Where the word "JSON" occurs in a line, return that line.

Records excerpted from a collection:

# # # # # # #

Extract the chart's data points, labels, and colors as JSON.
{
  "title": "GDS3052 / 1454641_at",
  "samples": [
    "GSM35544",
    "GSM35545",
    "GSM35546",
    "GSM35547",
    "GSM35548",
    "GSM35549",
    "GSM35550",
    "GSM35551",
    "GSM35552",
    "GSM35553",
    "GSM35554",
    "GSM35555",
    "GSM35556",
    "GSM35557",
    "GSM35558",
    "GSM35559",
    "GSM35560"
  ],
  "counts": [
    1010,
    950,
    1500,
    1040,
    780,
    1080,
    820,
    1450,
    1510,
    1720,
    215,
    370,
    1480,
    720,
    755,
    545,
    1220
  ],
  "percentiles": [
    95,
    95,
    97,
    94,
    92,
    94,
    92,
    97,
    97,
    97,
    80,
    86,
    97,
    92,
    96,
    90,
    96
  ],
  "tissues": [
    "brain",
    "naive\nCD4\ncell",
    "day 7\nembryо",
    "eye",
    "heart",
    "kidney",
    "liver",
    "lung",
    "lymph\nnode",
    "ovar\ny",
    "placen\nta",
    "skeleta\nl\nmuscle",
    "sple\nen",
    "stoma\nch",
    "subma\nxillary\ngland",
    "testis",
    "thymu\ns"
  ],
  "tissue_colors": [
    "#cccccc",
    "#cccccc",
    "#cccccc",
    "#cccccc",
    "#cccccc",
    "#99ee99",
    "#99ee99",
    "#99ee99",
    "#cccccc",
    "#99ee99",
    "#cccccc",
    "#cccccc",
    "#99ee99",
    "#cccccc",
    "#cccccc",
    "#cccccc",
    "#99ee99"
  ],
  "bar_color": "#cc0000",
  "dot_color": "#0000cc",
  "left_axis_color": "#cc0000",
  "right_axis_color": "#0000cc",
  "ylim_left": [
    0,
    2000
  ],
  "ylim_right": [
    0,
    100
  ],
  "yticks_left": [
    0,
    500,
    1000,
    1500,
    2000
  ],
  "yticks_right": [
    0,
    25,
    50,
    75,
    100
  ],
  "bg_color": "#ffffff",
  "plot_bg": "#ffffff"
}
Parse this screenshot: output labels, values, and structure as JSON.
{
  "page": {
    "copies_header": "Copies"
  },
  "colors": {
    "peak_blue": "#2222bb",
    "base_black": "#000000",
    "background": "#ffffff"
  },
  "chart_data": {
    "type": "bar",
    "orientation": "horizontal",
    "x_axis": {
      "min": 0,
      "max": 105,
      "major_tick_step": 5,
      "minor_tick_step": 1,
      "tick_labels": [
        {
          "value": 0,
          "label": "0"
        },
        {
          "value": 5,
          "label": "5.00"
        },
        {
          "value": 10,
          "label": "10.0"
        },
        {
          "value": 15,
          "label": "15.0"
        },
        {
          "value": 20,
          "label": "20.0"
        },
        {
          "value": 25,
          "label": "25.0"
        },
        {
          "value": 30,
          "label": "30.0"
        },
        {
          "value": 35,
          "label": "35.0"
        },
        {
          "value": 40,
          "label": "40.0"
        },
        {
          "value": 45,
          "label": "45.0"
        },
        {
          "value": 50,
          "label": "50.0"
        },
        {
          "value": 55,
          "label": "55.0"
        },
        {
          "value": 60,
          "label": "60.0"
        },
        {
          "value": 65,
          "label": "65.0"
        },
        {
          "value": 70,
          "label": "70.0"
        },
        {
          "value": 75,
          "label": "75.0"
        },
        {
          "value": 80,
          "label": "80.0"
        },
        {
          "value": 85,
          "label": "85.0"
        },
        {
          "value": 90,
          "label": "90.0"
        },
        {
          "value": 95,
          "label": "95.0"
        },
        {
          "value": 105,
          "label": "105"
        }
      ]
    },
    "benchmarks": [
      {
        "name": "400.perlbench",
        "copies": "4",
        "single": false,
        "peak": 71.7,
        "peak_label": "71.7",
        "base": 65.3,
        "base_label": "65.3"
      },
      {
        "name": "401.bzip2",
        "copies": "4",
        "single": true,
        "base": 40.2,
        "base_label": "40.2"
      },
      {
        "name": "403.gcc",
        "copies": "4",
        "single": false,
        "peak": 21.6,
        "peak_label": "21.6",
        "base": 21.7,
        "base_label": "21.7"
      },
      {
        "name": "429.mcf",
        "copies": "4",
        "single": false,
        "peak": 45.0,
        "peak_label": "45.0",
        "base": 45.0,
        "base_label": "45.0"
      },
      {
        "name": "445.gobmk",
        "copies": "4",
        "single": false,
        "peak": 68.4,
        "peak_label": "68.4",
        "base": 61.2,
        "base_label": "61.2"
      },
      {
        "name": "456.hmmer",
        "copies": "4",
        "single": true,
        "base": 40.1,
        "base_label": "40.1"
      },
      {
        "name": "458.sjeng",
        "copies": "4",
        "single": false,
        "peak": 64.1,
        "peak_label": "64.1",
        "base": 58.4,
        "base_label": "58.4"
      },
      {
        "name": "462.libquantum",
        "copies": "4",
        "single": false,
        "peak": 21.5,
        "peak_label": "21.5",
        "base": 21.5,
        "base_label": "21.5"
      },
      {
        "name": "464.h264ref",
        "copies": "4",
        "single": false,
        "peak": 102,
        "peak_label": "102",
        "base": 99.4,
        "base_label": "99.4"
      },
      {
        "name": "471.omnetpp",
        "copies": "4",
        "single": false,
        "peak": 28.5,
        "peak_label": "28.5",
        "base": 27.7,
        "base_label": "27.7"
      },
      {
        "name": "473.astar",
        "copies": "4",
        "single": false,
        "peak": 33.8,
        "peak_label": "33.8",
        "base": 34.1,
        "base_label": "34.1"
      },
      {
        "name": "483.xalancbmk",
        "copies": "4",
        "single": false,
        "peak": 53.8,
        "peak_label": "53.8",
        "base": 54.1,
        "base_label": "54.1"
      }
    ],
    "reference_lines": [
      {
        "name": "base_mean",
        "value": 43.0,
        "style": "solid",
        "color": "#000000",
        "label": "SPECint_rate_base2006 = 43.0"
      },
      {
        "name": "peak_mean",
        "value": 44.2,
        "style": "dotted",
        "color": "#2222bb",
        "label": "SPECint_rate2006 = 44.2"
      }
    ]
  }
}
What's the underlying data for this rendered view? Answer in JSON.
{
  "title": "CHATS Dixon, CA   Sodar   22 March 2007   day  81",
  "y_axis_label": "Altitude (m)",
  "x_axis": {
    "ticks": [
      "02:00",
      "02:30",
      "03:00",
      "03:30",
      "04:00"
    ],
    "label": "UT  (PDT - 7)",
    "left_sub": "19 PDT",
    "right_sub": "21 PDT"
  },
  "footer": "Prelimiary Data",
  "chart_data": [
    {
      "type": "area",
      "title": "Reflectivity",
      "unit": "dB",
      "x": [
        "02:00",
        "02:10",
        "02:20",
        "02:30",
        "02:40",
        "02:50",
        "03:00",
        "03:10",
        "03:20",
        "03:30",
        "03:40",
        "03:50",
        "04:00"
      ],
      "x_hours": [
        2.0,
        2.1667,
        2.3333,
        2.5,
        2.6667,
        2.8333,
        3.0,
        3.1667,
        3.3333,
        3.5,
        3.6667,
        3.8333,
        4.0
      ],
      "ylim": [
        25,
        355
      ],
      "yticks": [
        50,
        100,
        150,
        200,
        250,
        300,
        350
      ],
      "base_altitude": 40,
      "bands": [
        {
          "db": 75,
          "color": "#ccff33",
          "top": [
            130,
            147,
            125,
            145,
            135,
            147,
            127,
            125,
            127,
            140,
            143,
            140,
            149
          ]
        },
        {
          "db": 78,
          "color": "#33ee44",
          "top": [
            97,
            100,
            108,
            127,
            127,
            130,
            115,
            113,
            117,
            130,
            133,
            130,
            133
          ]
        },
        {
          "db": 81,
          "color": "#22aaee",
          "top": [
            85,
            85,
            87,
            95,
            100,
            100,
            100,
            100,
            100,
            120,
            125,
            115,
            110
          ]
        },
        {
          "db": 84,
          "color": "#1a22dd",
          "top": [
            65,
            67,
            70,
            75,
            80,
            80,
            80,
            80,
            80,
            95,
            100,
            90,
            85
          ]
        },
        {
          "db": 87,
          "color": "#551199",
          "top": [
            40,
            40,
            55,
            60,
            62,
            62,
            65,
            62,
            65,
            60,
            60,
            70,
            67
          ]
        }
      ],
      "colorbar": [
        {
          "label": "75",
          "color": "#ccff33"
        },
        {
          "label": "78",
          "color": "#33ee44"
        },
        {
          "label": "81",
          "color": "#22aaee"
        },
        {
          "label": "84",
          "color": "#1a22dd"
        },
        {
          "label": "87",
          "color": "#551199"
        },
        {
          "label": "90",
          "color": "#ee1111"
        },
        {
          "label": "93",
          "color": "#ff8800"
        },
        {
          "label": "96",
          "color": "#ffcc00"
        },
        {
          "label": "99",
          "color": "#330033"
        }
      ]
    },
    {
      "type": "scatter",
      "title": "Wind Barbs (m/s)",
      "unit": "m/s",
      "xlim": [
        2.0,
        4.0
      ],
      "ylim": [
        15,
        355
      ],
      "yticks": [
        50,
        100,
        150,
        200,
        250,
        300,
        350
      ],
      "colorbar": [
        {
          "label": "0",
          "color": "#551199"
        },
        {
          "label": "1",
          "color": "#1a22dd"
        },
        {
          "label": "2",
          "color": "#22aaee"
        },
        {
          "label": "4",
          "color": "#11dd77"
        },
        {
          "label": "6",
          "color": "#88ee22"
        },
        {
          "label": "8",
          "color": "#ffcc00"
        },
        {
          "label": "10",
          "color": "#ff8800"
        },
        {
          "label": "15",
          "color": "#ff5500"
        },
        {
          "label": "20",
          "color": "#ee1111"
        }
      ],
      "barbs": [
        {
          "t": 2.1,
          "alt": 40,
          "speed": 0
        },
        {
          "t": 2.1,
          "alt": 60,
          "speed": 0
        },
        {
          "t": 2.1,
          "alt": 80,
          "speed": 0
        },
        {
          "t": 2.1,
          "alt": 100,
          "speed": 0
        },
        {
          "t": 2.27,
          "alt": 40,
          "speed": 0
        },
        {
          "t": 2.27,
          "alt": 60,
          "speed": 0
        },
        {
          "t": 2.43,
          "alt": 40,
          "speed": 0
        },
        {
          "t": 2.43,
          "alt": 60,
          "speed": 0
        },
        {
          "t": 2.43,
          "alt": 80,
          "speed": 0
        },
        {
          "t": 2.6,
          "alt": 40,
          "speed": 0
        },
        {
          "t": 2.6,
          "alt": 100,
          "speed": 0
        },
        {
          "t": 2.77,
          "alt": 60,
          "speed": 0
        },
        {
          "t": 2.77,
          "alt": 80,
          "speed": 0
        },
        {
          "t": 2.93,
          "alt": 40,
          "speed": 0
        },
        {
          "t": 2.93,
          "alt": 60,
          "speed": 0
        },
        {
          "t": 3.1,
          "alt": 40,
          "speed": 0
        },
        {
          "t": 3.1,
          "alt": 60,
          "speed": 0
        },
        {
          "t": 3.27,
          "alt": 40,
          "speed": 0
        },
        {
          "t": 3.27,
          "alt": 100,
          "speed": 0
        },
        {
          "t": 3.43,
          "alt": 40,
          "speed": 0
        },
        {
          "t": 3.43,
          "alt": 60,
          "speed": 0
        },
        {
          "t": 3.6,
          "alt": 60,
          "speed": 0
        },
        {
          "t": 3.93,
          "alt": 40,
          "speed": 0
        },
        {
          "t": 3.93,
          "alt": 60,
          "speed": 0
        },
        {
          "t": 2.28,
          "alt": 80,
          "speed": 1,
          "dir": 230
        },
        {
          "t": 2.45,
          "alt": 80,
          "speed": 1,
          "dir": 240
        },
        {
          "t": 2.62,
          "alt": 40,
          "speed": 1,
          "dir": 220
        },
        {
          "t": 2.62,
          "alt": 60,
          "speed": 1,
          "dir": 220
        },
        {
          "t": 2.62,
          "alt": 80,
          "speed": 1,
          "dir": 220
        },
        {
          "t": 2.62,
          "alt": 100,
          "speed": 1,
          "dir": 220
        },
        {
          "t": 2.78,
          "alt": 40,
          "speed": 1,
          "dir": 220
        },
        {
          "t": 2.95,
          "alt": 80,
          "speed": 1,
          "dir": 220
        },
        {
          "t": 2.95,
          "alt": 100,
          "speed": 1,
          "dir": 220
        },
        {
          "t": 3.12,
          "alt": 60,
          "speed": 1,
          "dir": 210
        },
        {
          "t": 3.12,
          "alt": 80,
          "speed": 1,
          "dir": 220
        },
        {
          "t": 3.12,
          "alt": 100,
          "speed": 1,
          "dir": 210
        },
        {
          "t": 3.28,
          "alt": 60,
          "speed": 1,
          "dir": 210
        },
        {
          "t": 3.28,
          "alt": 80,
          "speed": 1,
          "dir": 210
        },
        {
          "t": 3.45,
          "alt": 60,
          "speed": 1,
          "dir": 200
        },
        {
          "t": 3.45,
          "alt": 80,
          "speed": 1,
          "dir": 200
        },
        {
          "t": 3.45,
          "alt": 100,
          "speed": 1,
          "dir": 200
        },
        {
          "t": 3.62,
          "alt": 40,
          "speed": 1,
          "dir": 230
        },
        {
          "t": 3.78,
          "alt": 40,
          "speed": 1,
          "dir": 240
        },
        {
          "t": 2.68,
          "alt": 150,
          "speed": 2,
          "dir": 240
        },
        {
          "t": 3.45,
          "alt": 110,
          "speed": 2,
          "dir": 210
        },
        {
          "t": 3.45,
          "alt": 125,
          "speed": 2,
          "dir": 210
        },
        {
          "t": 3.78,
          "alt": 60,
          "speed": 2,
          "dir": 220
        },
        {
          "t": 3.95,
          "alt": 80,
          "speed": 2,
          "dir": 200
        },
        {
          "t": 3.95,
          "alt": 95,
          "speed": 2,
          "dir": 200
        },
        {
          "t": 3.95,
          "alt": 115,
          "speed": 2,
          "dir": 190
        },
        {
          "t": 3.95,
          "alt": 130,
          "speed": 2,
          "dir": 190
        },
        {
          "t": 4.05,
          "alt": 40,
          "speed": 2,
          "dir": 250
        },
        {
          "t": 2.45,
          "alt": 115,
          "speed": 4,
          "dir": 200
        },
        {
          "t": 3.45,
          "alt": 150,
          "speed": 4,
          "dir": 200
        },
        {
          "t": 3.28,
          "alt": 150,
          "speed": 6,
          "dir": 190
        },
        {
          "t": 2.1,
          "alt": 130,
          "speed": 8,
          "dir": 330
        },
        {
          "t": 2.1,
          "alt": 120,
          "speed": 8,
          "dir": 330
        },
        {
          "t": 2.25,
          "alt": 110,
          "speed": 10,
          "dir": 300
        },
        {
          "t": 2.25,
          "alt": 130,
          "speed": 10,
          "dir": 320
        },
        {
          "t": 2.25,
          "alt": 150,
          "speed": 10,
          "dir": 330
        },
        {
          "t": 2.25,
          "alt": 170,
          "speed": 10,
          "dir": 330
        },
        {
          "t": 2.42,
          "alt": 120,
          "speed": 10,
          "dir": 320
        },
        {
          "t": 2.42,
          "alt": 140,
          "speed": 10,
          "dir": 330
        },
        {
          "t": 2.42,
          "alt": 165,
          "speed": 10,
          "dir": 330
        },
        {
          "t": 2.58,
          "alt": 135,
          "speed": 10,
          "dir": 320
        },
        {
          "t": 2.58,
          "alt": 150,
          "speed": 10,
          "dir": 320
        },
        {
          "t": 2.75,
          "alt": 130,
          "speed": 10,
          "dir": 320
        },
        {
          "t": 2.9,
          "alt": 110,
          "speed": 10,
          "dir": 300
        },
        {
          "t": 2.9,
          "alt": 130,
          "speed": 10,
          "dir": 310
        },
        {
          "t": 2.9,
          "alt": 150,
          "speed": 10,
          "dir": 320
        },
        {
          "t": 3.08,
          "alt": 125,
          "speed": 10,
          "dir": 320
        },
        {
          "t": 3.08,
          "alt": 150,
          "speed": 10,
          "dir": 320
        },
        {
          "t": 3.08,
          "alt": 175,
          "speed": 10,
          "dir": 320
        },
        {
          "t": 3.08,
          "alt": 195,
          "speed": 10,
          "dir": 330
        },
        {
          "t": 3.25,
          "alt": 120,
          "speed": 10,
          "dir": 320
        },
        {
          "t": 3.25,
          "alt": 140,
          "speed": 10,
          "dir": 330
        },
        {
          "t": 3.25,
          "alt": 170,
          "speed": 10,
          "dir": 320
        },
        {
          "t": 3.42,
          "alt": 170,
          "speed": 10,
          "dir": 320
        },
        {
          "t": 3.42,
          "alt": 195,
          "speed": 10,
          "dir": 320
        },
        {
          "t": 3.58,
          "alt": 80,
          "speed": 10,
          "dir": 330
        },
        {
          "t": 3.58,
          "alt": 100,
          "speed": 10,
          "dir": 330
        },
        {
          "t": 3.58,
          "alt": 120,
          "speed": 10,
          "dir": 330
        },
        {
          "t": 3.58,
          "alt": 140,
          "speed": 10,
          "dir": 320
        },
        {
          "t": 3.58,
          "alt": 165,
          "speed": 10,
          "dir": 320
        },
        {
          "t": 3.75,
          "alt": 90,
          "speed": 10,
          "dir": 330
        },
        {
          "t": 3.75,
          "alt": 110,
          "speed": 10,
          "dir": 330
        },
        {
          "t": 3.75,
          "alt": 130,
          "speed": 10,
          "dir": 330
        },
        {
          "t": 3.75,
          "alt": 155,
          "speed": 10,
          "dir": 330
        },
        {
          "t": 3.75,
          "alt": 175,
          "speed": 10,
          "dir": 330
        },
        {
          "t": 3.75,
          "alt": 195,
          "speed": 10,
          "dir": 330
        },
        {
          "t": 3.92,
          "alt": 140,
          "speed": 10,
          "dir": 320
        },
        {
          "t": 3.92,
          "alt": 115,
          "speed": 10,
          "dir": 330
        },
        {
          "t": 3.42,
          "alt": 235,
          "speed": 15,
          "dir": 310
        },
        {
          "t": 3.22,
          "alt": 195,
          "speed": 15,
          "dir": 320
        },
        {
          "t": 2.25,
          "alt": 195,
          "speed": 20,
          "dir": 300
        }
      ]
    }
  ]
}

# # # # # # #

◆ EXERCISE RESULT ◆
Extract the chart's data points, labels, and colors as JSON.
Parse this screenshot: output labels, values, and structure as JSON.
What's the underlying data for this rendered view? Answer in JSON.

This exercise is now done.